>> start Data supplied

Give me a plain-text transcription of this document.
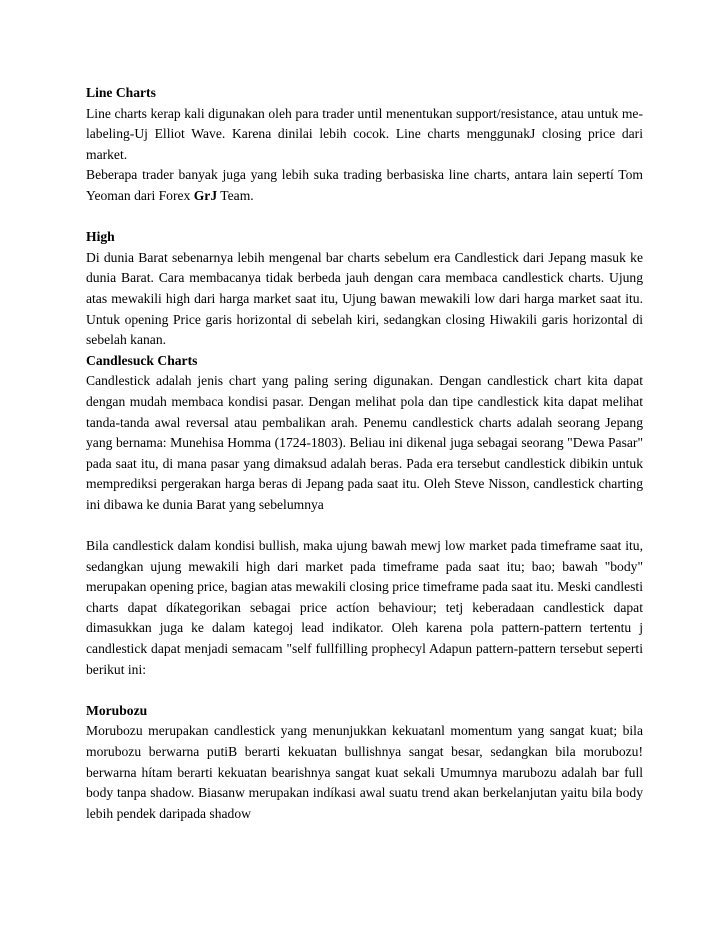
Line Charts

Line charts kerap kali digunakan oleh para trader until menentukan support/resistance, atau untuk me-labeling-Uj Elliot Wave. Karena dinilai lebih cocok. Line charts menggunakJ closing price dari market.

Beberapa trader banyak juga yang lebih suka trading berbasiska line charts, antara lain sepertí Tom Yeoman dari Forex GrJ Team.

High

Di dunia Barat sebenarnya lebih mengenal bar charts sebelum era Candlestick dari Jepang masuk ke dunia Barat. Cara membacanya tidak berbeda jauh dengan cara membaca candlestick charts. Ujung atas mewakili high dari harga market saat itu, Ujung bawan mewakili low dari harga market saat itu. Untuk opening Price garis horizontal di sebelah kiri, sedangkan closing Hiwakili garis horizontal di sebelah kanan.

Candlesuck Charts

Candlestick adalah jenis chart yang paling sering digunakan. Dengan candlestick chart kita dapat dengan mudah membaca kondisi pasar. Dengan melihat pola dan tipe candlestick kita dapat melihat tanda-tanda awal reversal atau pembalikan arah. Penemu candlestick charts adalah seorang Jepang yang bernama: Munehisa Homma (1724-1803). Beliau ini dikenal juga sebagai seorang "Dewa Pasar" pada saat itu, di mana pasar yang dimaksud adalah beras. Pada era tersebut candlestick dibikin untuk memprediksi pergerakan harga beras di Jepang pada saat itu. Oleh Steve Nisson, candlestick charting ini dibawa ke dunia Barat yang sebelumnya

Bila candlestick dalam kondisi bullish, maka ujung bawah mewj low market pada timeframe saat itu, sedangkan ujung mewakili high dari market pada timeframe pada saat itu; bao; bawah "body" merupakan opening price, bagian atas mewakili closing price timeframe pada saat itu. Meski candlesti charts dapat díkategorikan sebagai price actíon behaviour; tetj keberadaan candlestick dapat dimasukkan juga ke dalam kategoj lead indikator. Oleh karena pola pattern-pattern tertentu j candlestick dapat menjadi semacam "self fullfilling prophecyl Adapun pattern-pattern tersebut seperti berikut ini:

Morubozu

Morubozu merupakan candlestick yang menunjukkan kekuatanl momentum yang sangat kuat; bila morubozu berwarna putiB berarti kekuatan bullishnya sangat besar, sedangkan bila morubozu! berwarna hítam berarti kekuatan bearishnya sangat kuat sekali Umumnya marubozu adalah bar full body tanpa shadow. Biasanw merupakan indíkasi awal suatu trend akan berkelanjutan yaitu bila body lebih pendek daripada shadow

>> end Data supplied
>> start Data supplied

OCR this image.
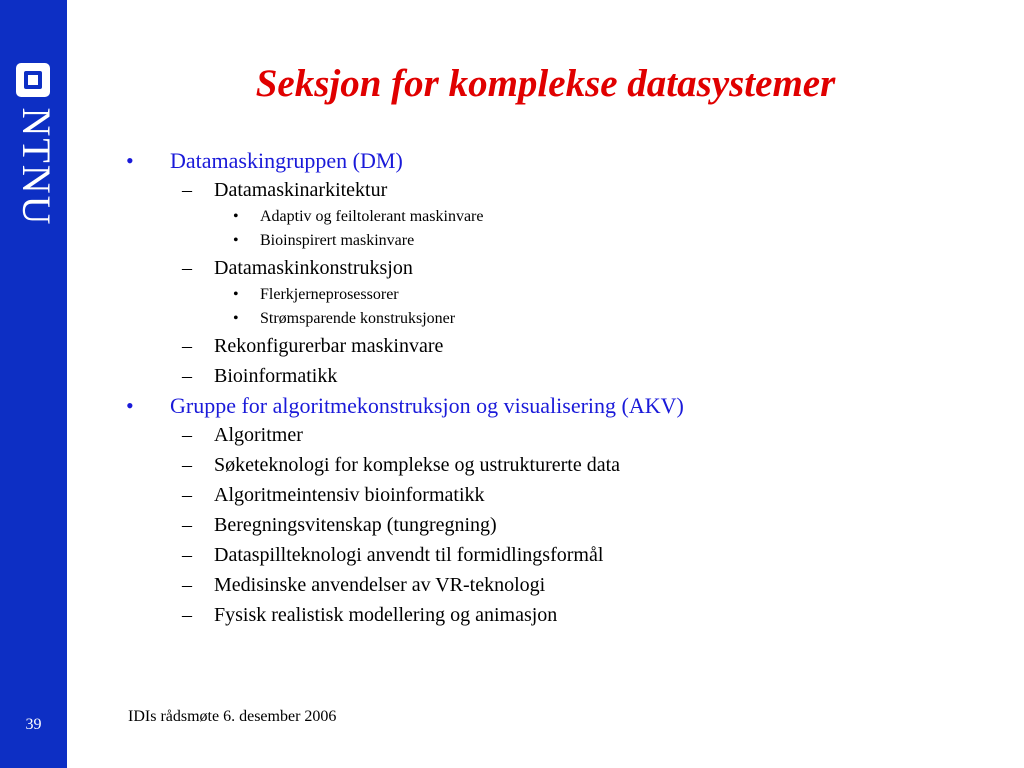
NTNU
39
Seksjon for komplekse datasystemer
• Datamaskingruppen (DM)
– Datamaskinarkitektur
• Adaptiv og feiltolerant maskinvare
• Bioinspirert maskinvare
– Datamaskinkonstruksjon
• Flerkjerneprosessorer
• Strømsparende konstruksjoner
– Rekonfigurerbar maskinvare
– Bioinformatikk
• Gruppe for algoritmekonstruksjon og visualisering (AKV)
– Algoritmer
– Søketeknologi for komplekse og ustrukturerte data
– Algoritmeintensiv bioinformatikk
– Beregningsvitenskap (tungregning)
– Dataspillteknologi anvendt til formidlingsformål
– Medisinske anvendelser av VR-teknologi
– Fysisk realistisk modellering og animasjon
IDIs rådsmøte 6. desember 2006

>> end Data supplied

Copy out every line in the entries above that holds "komplekse".

Exercise solution:
Seksjon for komplekse datasystemer
– Søketeknologi for komplekse og ustrukturerte data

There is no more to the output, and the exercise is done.